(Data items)
▬▬▬▬▬▬▬▬▬▬

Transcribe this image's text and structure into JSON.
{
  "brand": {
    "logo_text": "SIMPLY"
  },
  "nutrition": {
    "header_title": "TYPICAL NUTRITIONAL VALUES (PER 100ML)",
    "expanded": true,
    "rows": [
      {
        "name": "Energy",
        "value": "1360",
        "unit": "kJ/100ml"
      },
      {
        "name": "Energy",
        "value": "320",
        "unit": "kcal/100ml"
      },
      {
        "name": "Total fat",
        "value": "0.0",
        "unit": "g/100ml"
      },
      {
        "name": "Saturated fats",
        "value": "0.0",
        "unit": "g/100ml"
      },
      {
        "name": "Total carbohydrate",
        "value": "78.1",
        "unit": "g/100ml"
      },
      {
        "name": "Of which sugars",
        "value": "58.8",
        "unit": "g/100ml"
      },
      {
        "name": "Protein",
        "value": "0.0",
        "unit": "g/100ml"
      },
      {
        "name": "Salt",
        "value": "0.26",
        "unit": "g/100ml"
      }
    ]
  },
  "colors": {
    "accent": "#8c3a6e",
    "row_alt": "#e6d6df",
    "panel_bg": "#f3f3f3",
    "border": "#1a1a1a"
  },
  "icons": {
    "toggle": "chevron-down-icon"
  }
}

▬▬▬▬▬▬▬▬▬▬

**YOUR ASSIGNMENT:**
Copy out every entry again, exactly as it was given.

**OUTPUT FOR THIS TASK:**
Transcribe this image's text and structure into JSON.
{
  "brand": {
    "logo_text": "SIMPLY"
  },
  "nutrition": {
    "header_title": "TYPICAL NUTRITIONAL VALUES (PER 100ML)",
    "expanded": true,
    "rows": [
      {
        "name": "Energy",
        "value": "1360",
        "unit": "kJ/100ml"
      },
      {
        "name": "Energy",
        "value": "320",
        "unit": "kcal/100ml"
      },
      {
        "name": "Total fat",
        "value": "0.0",
        "unit": "g/100ml"
      },
      {
        "name": "Saturated fats",
        "value": "0.0",
        "unit": "g/100ml"
      },
      {
        "name": "Total carbohydrate",
        "value": "78.1",
        "unit": "g/100ml"
      },
      {
        "name": "Of which sugars",
        "value": "58.8",
        "unit": "g/100ml"
      },
      {
        "name": "Protein",
        "value": "0.0",
        "unit": "g/100ml"
      },
      {
        "name": "Salt",
        "value": "0.26",
        "unit": "g/100ml"
      }
    ]
  },
  "colors": {
    "accent": "#8c3a6e",
    "row_alt": "#e6d6df",
    "panel_bg": "#f3f3f3",
    "border": "#1a1a1a"
  },
  "icons": {
    "toggle": "chevron-down-icon"
  }
}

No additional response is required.